Output the data exactly, with every line intact.
◆ ◆ ◆
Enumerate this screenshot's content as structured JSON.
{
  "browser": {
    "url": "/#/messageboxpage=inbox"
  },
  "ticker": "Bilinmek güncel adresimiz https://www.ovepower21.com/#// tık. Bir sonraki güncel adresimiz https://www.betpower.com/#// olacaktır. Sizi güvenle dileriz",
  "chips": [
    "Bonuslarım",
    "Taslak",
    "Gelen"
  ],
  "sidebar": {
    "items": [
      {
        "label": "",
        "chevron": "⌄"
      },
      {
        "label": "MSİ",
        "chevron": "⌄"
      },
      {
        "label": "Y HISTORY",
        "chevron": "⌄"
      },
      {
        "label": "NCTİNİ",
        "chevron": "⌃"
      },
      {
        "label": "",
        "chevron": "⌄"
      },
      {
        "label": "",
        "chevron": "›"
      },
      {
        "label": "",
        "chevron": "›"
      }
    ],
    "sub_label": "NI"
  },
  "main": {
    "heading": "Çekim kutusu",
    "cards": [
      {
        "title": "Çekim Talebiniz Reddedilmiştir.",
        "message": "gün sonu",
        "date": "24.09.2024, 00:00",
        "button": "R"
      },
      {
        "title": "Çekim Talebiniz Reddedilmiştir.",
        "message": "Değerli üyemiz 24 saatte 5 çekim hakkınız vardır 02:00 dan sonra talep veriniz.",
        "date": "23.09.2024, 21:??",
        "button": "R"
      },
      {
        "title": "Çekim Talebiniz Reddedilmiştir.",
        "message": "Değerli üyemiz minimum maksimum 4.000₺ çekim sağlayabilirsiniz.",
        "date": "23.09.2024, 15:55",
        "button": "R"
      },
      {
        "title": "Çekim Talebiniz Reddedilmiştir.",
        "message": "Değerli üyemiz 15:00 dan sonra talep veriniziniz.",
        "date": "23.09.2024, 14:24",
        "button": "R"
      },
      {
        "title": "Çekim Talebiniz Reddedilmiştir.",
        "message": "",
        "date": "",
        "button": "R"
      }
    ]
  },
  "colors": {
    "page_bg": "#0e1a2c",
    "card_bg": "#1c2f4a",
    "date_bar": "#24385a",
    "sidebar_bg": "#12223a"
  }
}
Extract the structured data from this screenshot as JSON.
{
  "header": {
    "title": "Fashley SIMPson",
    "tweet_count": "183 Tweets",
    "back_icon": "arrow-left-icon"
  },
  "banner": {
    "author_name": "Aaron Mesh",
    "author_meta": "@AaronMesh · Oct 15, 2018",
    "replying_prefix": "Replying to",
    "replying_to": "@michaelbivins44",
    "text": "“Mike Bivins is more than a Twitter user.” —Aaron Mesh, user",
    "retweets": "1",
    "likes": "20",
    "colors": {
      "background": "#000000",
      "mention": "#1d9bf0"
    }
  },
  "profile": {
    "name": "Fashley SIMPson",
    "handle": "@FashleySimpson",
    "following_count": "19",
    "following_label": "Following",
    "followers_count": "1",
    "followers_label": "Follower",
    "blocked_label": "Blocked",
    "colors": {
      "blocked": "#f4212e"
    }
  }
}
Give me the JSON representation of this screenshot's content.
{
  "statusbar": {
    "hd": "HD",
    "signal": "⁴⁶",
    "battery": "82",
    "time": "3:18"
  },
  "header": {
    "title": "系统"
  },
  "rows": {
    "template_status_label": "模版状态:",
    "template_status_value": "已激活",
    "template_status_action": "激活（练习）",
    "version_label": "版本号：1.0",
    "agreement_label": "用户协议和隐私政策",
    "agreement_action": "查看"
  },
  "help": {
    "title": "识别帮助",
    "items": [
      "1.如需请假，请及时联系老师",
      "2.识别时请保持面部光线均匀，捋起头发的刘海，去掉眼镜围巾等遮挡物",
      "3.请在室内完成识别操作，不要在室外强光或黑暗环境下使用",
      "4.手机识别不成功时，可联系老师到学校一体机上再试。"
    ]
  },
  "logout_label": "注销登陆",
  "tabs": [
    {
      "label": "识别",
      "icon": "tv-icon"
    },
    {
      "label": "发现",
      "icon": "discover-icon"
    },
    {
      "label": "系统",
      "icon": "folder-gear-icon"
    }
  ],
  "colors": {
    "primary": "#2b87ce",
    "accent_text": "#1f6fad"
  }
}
◆ ◆ ◆
▶ PROBLEM SOLUTION
Enumerate this screenshot's content as structured JSON.
{
  "browser": {
    "url": "/#/messageboxpage=inbox"
  },
  "ticker": "Bilinmek güncel adresimiz https://www.ovepower21.com/#// tık. Bir sonraki güncel adresimiz https://www.betpower.com/#// olacaktır. Sizi güvenle dileriz",
  "chips": [
    "Bonuslarım",
    "Taslak",
    "Gelen"
  ],
  "sidebar": {
    "items": [
      {
        "label": "",
        "chevron": "⌄"
      },
      {
        "label": "MSİ",
        "chevron": "⌄"
      },
      {
        "label": "Y HISTORY",
        "chevron": "⌄"
      },
      {
        "label": "NCTİNİ",
        "chevron": "⌃"
      },
      {
        "label": "",
        "chevron": "⌄"
      },
      {
        "label": "",
        "chevron": "›"
      },
      {
        "label": "",
        "chevron": "›"
      }
    ],
    "sub_label": "NI"
  },
  "main": {
    "heading": "Çekim kutusu",
    "cards": [
      {
        "title": "Çekim Talebiniz Reddedilmiştir.",
        "message": "gün sonu",
        "date": "24.09.2024, 00:00",
        "button": "R"
      },
      {
        "title": "Çekim Talebiniz Reddedilmiştir.",
        "message": "Değerli üyemiz 24 saatte 5 çekim hakkınız vardır 02:00 dan sonra talep veriniz.",
        "date": "23.09.2024, 21:??",
        "button": "R"
      },
      {
        "title": "Çekim Talebiniz Reddedilmiştir.",
        "message": "Değerli üyemiz minimum maksimum 4.000₺ çekim sağlayabilirsiniz.",
        "date": "23.09.2024, 15:55",
        "button": "R"
      },
      {
        "title": "Çekim Talebiniz Reddedilmiştir.",
        "message": "Değerli üyemiz 15:00 dan sonra talep veriniziniz.",
        "date": "23.09.2024, 14:24",
        "button": "R"
      },
      {
        "title": "Çekim Talebiniz Reddedilmiştir.",
        "message": "",
        "date": "",
        "button": "R"
      }
    ]
  },
  "colors": {
    "page_bg": "#0e1a2c",
    "card_bg": "#1c2f4a",
    "date_bar": "#24385a",
    "sidebar_bg": "#12223a"
  }
}
Extract the structured data from this screenshot as JSON.
{
  "header": {
    "title": "Fashley SIMPson",
    "tweet_count": "183 Tweets",
    "back_icon": "arrow-left-icon"
  },
  "banner": {
    "author_name": "Aaron Mesh",
    "author_meta": "@AaronMesh · Oct 15, 2018",
    "replying_prefix": "Replying to",
    "replying_to": "@michaelbivins44",
    "text": "“Mike Bivins is more than a Twitter user.” —Aaron Mesh, user",
    "retweets": "1",
    "likes": "20",
    "colors": {
      "background": "#000000",
      "mention": "#1d9bf0"
    }
  },
  "profile": {
    "name": "Fashley SIMPson",
    "handle": "@FashleySimpson",
    "following_count": "19",
    "following_label": "Following",
    "followers_count": "1",
    "followers_label": "Follower",
    "blocked_label": "Blocked",
    "colors": {
      "blocked": "#f4212e"
    }
  }
}
Give me the JSON representation of this screenshot's content.
{
  "statusbar": {
    "hd": "HD",
    "signal": "⁴⁶",
    "battery": "82",
    "time": "3:18"
  },
  "header": {
    "title": "系统"
  },
  "rows": {
    "template_status_label": "模版状态:",
    "template_status_value": "已激活",
    "template_status_action": "激活（练习）",
    "version_label": "版本号：1.0",
    "agreement_label": "用户协议和隐私政策",
    "agreement_action": "查看"
  },
  "help": {
    "title": "识别帮助",
    "items": [
      "1.如需请假，请及时联系老师",
      "2.识别时请保持面部光线均匀，捋起头发的刘海，去掉眼镜围巾等遮挡物",
      "3.请在室内完成识别操作，不要在室外强光或黑暗环境下使用",
      "4.手机识别不成功时，可联系老师到学校一体机上再试。"
    ]
  },
  "logout_label": "注销登陆",
  "tabs": [
    {
      "label": "识别",
      "icon": "tv-icon"
    },
    {
      "label": "发现",
      "icon": "discover-icon"
    },
    {
      "label": "系统",
      "icon": "folder-gear-icon"
    }
  ],
  "colors": {
    "primary": "#2b87ce",
    "accent_text": "#1f6fad"
  }
}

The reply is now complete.